• [TASK GOAL]:
Answer these questions from the project summary:
(a) What share of children with sickle cell disease are born in sub-Sahara?
(b) Which two operating systems must the off-the-shelf software be compatible with?
(c) Which phase is the second specific aim assigned to?

+++ PASSAGE

Project Summary
Although over 75% of children with sickle cell disease (SCD) are born in sub-Sahara where the disease highly contributes
to under-5 mortality and causes life-long debilitation, evidence-based strategies to control SCD are not widely
implemented in this region. Early detection of SCD by universal infant screening is a pillar of SCD control. Despite the
affordability and move to adopt point-of-care (POC) SCD screening assays in sub-Sahara Africa, the absence of screening
information management and communication systems (SIMCS) impedes standardized, systematic, coordinated,
nationwide SCD screening programs. The long-term goal of the proposed research is to develop a SCD SIMCS that will
enable universal SCD screening in the sub-Sahara African setting. The objective is to test and optimize a custom SCD
SIMCS app and digital network to facilitate SCD screening and then evaluate its impact on access to SCD screening and
care and on clinical outcomes of children with SCD in Uganda. The central hypothesis is that the SCD SIMCS will
facilitate accurate and coordinated POC SCD screening that is accessible at health centers in urban and rural Uganda. The
rationale is to build a custom SCD SIMCS on existing nationwide digital and health infrastructure in Uganda to
standardize use of the affordable HemoTypeSCTM POC assay at health centers nationwide. The central hypothesis will
be tested by pursuing two specific aims: 1) Develop and evaluate a four-module ≥3G cell phone app for a novel SCD
SIMCS (R21 Phase); 2) Evaluate the impact of the SCD SIMCS on access to screening and care and outcomes of children
with SCD (R33 Phase). We will pursue these aims using an innovative combination of software design and re-organization
of SCD screening workflows. These include assembly of off-the-shelf software that is compatible with iOS and Android
operating systems to reliably, accurately, and handily capture, interpret, transmit, and retrieve/playback information for
patient’s IDs, test results, salient clinical events, and education. The novel screening workflows are expected to
dramatically reduce the cost and increase access to SCD screening and care. The proposed research is significant, because
it will determine how to use POC SCD screening assays on a large nationwide scale. It will also enable coordination of
evidence-based care and continuity of care between primary and specialist providers and longitudinally over the patient’s
lifetime – a critical aspect in controlling this life-long disease. The SCD SIMCS will also facilitate real time data
management for research and policy for SCD control. The expected immediate outcome of this research is a SCD SIMCS
that optimally functions on the digital and health infrastructure in Uganda and demonstration of its impact on access to
SCD screening and care and on clinical outcomes of children with SCD. The expected long-term outcome is that the SCD
SIMCS will be adopted, integrated, and scaled-up in the health systems of Uganda and other sub-Sahara Africa countries,
particularly those where the HemoTypeSCTM has already been adopted as the national standard of SCD screening. If
effective, the SCD SIMCS will have an important positive impact because it will reduce the cost of SCD screening, take
screening services and evidence-based care closer to rural communities where the majority of children in sub-Sahara
Africa live, and, ultimately, save millions of children from preventable and disability death.

++++++
+++ PROVIDED RECORDS

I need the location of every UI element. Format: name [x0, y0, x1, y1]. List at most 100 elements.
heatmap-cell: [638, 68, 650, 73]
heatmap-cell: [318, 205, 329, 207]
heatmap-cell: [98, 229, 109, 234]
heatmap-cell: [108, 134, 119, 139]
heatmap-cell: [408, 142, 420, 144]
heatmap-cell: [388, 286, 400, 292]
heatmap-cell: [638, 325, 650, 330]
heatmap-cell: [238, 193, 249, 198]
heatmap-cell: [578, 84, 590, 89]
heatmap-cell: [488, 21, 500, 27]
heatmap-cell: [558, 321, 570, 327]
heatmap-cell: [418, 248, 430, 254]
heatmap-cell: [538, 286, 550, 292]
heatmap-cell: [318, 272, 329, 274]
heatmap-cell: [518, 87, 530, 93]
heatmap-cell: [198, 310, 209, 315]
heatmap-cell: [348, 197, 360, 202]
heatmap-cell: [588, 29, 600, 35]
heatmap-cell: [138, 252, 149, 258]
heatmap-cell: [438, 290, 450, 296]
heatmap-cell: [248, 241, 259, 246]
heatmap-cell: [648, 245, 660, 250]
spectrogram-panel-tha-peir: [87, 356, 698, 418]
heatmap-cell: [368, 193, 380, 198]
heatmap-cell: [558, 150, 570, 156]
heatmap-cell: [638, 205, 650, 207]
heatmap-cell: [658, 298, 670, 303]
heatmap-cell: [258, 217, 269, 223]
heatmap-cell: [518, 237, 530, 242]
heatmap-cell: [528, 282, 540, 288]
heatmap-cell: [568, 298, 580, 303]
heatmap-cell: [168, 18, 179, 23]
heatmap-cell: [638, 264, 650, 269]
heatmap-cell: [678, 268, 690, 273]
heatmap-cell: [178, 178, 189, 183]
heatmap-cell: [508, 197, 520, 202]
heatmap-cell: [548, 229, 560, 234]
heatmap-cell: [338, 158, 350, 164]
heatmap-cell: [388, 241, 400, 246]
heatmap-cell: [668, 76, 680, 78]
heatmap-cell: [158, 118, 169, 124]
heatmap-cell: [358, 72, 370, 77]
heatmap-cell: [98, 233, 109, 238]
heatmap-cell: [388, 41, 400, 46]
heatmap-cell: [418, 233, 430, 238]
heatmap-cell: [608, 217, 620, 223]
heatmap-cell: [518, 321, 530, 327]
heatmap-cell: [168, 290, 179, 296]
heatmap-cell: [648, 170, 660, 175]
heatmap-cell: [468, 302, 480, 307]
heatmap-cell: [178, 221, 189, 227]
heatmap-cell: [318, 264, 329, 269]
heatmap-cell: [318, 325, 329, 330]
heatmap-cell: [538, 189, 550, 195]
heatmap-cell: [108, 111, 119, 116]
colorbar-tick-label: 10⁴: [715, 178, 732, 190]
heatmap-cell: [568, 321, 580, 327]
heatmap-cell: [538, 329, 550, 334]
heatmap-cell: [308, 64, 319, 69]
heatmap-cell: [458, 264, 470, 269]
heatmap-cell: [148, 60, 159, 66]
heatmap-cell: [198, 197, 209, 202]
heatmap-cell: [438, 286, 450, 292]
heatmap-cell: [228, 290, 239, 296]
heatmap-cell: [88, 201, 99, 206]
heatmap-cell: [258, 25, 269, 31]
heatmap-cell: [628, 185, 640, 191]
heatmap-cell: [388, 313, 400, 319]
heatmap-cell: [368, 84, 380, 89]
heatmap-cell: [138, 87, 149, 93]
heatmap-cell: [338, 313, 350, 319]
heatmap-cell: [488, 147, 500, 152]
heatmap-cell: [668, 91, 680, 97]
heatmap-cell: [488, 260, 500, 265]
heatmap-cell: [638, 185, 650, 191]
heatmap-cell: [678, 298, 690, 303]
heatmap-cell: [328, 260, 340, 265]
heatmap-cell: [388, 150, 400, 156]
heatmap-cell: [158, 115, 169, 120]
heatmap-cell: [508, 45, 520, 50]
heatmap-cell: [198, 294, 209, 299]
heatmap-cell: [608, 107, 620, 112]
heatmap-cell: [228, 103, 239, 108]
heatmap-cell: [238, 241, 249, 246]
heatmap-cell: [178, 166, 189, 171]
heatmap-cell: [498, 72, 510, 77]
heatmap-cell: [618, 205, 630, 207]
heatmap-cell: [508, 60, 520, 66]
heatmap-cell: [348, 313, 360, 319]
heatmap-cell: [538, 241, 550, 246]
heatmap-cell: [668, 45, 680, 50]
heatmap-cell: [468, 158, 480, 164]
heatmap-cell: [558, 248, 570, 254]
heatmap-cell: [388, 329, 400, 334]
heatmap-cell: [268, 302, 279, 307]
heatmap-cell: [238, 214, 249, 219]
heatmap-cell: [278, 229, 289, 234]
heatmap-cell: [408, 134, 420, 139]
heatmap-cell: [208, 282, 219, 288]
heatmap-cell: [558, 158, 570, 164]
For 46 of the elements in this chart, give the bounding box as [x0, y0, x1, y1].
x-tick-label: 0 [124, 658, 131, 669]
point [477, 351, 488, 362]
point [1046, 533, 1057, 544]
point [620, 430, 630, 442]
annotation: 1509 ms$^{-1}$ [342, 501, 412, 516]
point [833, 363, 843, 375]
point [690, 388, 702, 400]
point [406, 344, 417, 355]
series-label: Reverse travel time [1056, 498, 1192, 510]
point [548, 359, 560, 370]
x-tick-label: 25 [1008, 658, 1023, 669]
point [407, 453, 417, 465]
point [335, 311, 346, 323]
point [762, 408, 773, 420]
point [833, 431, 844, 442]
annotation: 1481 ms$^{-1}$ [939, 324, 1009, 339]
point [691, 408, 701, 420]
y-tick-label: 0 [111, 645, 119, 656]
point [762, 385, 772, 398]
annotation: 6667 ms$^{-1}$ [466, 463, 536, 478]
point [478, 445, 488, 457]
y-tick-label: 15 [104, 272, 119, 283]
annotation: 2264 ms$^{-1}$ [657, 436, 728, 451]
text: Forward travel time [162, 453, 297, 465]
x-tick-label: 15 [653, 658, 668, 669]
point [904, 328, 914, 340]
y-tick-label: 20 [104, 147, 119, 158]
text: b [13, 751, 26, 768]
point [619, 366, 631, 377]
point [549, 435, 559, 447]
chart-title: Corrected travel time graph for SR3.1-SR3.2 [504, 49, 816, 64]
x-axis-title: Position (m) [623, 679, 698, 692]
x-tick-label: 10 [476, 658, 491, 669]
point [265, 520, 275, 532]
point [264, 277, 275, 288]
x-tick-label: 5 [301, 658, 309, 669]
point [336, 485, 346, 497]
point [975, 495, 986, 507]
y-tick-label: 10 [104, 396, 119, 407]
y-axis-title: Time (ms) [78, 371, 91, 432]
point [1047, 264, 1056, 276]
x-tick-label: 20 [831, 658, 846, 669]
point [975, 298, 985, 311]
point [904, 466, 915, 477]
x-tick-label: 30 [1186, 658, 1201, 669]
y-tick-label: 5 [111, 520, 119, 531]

++++++

• [TASK RESULT]:
(a) Over 75%
(b) iOS and Android
(c) The R33 Phase